## THE REQUEST
How many lines of the data hold the word "capability"? State the number and nothing else.

## GIVEN DATA

++++

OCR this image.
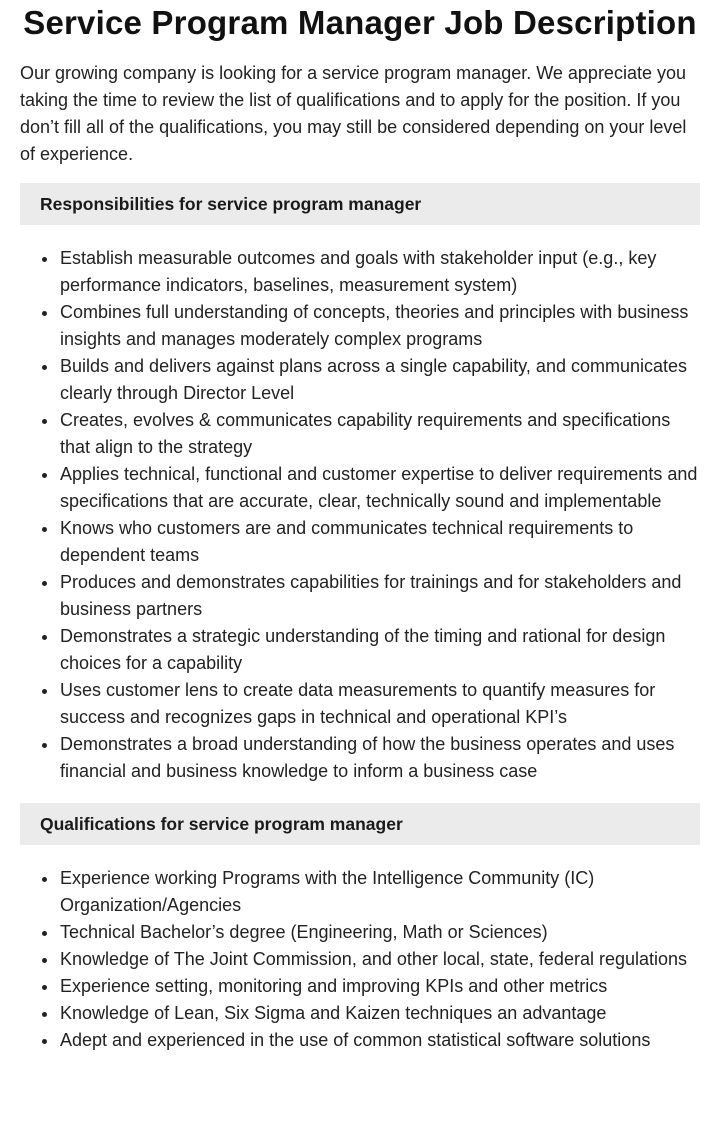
Service Program Manager Job Description

Our growing company is looking for a service program manager. We appreciate you taking the time to review the list of qualifications and to apply for the position. If you don’t fill all of the qualifications, you may still be considered depending on your level of experience.

Responsibilities for service program manager
Establish measurable outcomes and goals with stakeholder input (e.g., key performance indicators, baselines, measurement system)
Combines full understanding of concepts, theories and principles with business insights and manages moderately complex programs
Builds and delivers against plans across a single capability, and communicates clearly through Director Level
Creates, evolves & communicates capability requirements and specifications that align to the strategy
Applies technical, functional and customer expertise to deliver requirements and specifications that are accurate, clear, technically sound and implementable
Knows who customers are and communicates technical requirements to dependent teams
Produces and demonstrates capabilities for trainings and for stakeholders and business partners
Demonstrates a strategic understanding of the timing and rational for design choices for a capability
Uses customer lens to create data measurements to quantify measures for success and recognizes gaps in technical and operational KPI’s
Demonstrates a broad understanding of how the business operates and uses financial and business knowledge to inform a business case
Qualifications for service program manager
Experience working Programs with the Intelligence Community (IC) Organization/Agencies
Technical Bachelor’s degree (Engineering, Math or Sciences)
Knowledge of The Joint Commission, and other local, state, federal regulations
Experience setting, monitoring and improving KPIs and other metrics
Knowledge of Lean, Six Sigma and Kaizen techniques an advantage
Adept and experienced in the use of common statistical software solutions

++++

## COMPLETE RESPONSE
3